◆ **Material supplied**:
= = = = =

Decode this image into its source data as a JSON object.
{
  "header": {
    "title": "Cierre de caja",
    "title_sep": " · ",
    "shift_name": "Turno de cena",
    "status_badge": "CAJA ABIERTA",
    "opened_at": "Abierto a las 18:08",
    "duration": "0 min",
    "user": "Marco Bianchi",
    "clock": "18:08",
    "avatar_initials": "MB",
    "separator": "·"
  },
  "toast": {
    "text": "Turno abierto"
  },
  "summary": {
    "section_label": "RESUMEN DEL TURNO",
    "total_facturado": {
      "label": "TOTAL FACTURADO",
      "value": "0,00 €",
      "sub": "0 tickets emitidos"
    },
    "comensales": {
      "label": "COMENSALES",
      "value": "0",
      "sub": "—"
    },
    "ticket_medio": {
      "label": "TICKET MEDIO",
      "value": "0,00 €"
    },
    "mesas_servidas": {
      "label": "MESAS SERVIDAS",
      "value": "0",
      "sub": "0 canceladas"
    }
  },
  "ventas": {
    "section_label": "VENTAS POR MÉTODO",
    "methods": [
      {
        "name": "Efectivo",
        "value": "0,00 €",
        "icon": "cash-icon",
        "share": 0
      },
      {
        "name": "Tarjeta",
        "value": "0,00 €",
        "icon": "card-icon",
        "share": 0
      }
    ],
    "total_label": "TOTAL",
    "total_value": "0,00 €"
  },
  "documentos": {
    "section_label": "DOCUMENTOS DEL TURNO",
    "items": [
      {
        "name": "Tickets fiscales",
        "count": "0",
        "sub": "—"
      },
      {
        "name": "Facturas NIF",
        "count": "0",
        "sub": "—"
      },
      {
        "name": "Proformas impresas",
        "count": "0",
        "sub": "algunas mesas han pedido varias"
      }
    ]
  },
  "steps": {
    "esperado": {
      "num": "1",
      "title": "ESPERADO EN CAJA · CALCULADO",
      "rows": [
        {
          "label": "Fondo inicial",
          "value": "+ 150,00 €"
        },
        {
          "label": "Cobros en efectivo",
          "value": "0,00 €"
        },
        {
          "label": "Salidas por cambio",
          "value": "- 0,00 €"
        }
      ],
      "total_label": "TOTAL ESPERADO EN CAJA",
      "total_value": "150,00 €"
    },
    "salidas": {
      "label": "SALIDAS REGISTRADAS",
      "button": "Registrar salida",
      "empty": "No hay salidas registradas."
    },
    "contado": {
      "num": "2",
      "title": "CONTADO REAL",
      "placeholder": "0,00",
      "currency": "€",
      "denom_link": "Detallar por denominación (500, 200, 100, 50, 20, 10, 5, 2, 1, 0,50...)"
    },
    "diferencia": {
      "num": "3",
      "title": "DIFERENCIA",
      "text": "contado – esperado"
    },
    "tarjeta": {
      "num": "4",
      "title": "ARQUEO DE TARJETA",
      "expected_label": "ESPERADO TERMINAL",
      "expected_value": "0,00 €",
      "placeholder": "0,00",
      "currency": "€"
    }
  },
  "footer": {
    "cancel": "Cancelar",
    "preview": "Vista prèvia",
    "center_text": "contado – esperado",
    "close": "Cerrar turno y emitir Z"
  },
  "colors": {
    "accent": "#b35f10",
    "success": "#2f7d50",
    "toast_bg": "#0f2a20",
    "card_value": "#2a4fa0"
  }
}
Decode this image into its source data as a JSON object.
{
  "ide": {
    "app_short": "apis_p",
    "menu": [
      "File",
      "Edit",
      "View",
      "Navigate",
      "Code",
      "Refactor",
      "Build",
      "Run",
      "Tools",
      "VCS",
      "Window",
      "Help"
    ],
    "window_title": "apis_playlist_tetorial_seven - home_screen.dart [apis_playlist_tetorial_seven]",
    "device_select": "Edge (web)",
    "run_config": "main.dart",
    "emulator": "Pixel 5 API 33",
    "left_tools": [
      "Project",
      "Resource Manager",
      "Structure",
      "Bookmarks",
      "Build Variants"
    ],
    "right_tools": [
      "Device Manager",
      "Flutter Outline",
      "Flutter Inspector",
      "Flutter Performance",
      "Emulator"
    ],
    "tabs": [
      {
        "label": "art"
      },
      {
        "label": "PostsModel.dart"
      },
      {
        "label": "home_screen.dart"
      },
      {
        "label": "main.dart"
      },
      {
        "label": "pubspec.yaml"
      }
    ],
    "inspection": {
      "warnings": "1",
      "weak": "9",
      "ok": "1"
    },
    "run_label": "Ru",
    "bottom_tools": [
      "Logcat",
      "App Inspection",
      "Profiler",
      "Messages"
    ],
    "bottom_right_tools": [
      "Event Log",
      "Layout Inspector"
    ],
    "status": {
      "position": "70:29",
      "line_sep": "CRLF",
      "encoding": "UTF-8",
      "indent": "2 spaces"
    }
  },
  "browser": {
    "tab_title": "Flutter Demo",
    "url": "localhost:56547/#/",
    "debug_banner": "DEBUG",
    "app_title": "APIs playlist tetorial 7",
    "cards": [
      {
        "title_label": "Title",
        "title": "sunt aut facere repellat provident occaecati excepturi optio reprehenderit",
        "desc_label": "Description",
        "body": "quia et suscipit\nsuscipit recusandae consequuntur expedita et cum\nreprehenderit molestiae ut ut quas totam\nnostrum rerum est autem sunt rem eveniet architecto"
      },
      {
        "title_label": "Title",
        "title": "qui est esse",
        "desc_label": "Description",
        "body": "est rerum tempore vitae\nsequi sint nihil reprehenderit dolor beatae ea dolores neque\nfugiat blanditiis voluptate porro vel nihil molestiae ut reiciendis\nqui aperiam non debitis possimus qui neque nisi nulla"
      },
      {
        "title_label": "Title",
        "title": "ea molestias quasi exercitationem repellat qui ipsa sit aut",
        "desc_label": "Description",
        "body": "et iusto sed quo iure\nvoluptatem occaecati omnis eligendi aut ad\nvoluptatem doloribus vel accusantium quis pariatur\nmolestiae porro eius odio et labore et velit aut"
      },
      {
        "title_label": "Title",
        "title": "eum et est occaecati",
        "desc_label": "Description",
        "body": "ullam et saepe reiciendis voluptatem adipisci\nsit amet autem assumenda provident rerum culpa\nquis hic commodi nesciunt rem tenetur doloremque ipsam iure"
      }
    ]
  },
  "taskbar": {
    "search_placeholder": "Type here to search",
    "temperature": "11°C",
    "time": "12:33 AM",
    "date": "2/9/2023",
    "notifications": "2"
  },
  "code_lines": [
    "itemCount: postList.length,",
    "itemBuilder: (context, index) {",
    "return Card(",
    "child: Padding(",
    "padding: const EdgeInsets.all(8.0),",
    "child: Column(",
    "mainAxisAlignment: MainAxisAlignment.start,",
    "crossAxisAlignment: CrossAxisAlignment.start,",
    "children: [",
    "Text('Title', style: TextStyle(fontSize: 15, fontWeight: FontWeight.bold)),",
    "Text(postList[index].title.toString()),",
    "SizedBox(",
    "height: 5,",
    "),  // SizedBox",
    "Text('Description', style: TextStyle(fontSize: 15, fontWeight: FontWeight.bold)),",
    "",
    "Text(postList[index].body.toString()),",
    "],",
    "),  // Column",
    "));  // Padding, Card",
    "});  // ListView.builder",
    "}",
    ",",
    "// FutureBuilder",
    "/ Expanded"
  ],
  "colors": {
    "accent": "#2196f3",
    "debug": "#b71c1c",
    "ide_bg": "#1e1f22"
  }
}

= = = = =

◆ **The problem**: Transcribe the records above exactly as they appear.

◆ **Written answer**:
Decode this image into its source data as a JSON object.
{
  "header": {
    "title": "Cierre de caja",
    "title_sep": " · ",
    "shift_name": "Turno de cena",
    "status_badge": "CAJA ABIERTA",
    "opened_at": "Abierto a las 18:08",
    "duration": "0 min",
    "user": "Marco Bianchi",
    "clock": "18:08",
    "avatar_initials": "MB",
    "separator": "·"
  },
  "toast": {
    "text": "Turno abierto"
  },
  "summary": {
    "section_label": "RESUMEN DEL TURNO",
    "total_facturado": {
      "label": "TOTAL FACTURADO",
      "value": "0,00 €",
      "sub": "0 tickets emitidos"
    },
    "comensales": {
      "label": "COMENSALES",
      "value": "0",
      "sub": "—"
    },
    "ticket_medio": {
      "label": "TICKET MEDIO",
      "value": "0,00 €"
    },
    "mesas_servidas": {
      "label": "MESAS SERVIDAS",
      "value": "0",
      "sub": "0 canceladas"
    }
  },
  "ventas": {
    "section_label": "VENTAS POR MÉTODO",
    "methods": [
      {
        "name": "Efectivo",
        "value": "0,00 €",
        "icon": "cash-icon",
        "share": 0
      },
      {
        "name": "Tarjeta",
        "value": "0,00 €",
        "icon": "card-icon",
        "share": 0
      }
    ],
    "total_label": "TOTAL",
    "total_value": "0,00 €"
  },
  "documentos": {
    "section_label": "DOCUMENTOS DEL TURNO",
    "items": [
      {
        "name": "Tickets fiscales",
        "count": "0",
        "sub": "—"
      },
      {
        "name": "Facturas NIF",
        "count": "0",
        "sub": "—"
      },
      {
        "name": "Proformas impresas",
        "count": "0",
        "sub": "algunas mesas han pedido varias"
      }
    ]
  },
  "steps": {
    "esperado": {
      "num": "1",
      "title": "ESPERADO EN CAJA · CALCULADO",
      "rows": [
        {
          "label": "Fondo inicial",
          "value": "+ 150,00 €"
        },
        {
          "label": "Cobros en efectivo",
          "value": "0,00 €"
        },
        {
          "label": "Salidas por cambio",
          "value": "- 0,00 €"
        }
      ],
      "total_label": "TOTAL ESPERADO EN CAJA",
      "total_value": "150,00 €"
    },
    "salidas": {
      "label": "SALIDAS REGISTRADAS",
      "button": "Registrar salida",
      "empty": "No hay salidas registradas."
    },
    "contado": {
      "num": "2",
      "title": "CONTADO REAL",
      "placeholder": "0,00",
      "currency": "€",
      "denom_link": "Detallar por denominación (500, 200, 100, 50, 20, 10, 5, 2, 1, 0,50...)"
    },
    "diferencia": {
      "num": "3",
      "title": "DIFERENCIA",
      "text": "contado – esperado"
    },
    "tarjeta": {
      "num": "4",
      "title": "ARQUEO DE TARJETA",
      "expected_label": "ESPERADO TERMINAL",
      "expected_value": "0,00 €",
      "placeholder": "0,00",
      "currency": "€"
    }
  },
  "footer": {
    "cancel": "Cancelar",
    "preview": "Vista prèvia",
    "center_text": "contado – esperado",
    "close": "Cerrar turno y emitir Z"
  },
  "colors": {
    "accent": "#b35f10",
    "success": "#2f7d50",
    "toast_bg": "#0f2a20",
    "card_value": "#2a4fa0"
  }
}
Decode this image into its source data as a JSON object.
{
  "ide": {
    "app_short": "apis_p",
    "menu": [
      "File",
      "Edit",
      "View",
      "Navigate",
      "Code",
      "Refactor",
      "Build",
      "Run",
      "Tools",
      "VCS",
      "Window",
      "Help"
    ],
    "window_title": "apis_playlist_tetorial_seven - home_screen.dart [apis_playlist_tetorial_seven]",
    "device_select": "Edge (web)",
    "run_config": "main.dart",
    "emulator": "Pixel 5 API 33",
    "left_tools": [
      "Project",
      "Resource Manager",
      "Structure",
      "Bookmarks",
      "Build Variants"
    ],
    "right_tools": [
      "Device Manager",
      "Flutter Outline",
      "Flutter Inspector",
      "Flutter Performance",
      "Emulator"
    ],
    "tabs": [
      {
        "label": "art"
      },
      {
        "label": "PostsModel.dart"
      },
      {
        "label": "home_screen.dart"
      },
      {
        "label": "main.dart"
      },
      {
        "label": "pubspec.yaml"
      }
    ],
    "inspection": {
      "warnings": "1",
      "weak": "9",
      "ok": "1"
    },
    "run_label": "Ru",
    "bottom_tools": [
      "Logcat",
      "App Inspection",
      "Profiler",
      "Messages"
    ],
    "bottom_right_tools": [
      "Event Log",
      "Layout Inspector"
    ],
    "status": {
      "position": "70:29",
      "line_sep": "CRLF",
      "encoding": "UTF-8",
      "indent": "2 spaces"
    }
  },
  "browser": {
    "tab_title": "Flutter Demo",
    "url": "localhost:56547/#/",
    "debug_banner": "DEBUG",
    "app_title": "APIs playlist tetorial 7",
    "cards": [
      {
        "title_label": "Title",
        "title": "sunt aut facere repellat provident occaecati excepturi optio reprehenderit",
        "desc_label": "Description",
        "body": "quia et suscipit\nsuscipit recusandae consequuntur expedita et cum\nreprehenderit molestiae ut ut quas totam\nnostrum rerum est autem sunt rem eveniet architecto"
      },
      {
        "title_label": "Title",
        "title": "qui est esse",
        "desc_label": "Description",
        "body": "est rerum tempore vitae\nsequi sint nihil reprehenderit dolor beatae ea dolores neque\nfugiat blanditiis voluptate porro vel nihil molestiae ut reiciendis\nqui aperiam non debitis possimus qui neque nisi nulla"
      },
      {
        "title_label": "Title",
        "title": "ea molestias quasi exercitationem repellat qui ipsa sit aut",
        "desc_label": "Description",
        "body": "et iusto sed quo iure\nvoluptatem occaecati omnis eligendi aut ad\nvoluptatem doloribus vel accusantium quis pariatur\nmolestiae porro eius odio et labore et velit aut"
      },
      {
        "title_label": "Title",
        "title": "eum et est occaecati",
        "desc_label": "Description",
        "body": "ullam et saepe reiciendis voluptatem adipisci\nsit amet autem assumenda provident rerum culpa\nquis hic commodi nesciunt rem tenetur doloremque ipsam iure"
      }
    ]
  },
  "taskbar": {
    "search_placeholder": "Type here to search",
    "temperature": "11°C",
    "time": "12:33 AM",
    "date": "2/9/2023",
    "notifications": "2"
  },
  "code_lines": [
    "itemCount: postList.length,",
    "itemBuilder: (context, index) {",
    "return Card(",
    "child: Padding(",
    "padding: const EdgeInsets.all(8.0),",
    "child: Column(",
    "mainAxisAlignment: MainAxisAlignment.start,",
    "crossAxisAlignment: CrossAxisAlignment.start,",
    "children: [",
    "Text('Title', style: TextStyle(fontSize: 15, fontWeight: FontWeight.bold)),",
    "Text(postList[index].title.toString()),",
    "SizedBox(",
    "height: 5,",
    "),  // SizedBox",
    "Text('Description', style: TextStyle(fontSize: 15, fontWeight: FontWeight.bold)),",
    "",
    "Text(postList[index].body.toString()),",
    "],",
    "),  // Column",
    "));  // Padding, Card",
    "});  // ListView.builder",
    "}",
    ",",
    "// FutureBuilder",
    "/ Expanded"
  ],
  "colors": {
    "accent": "#2196f3",
    "debug": "#b71c1c",
    "ide_bg": "#1e1f22"
  }
}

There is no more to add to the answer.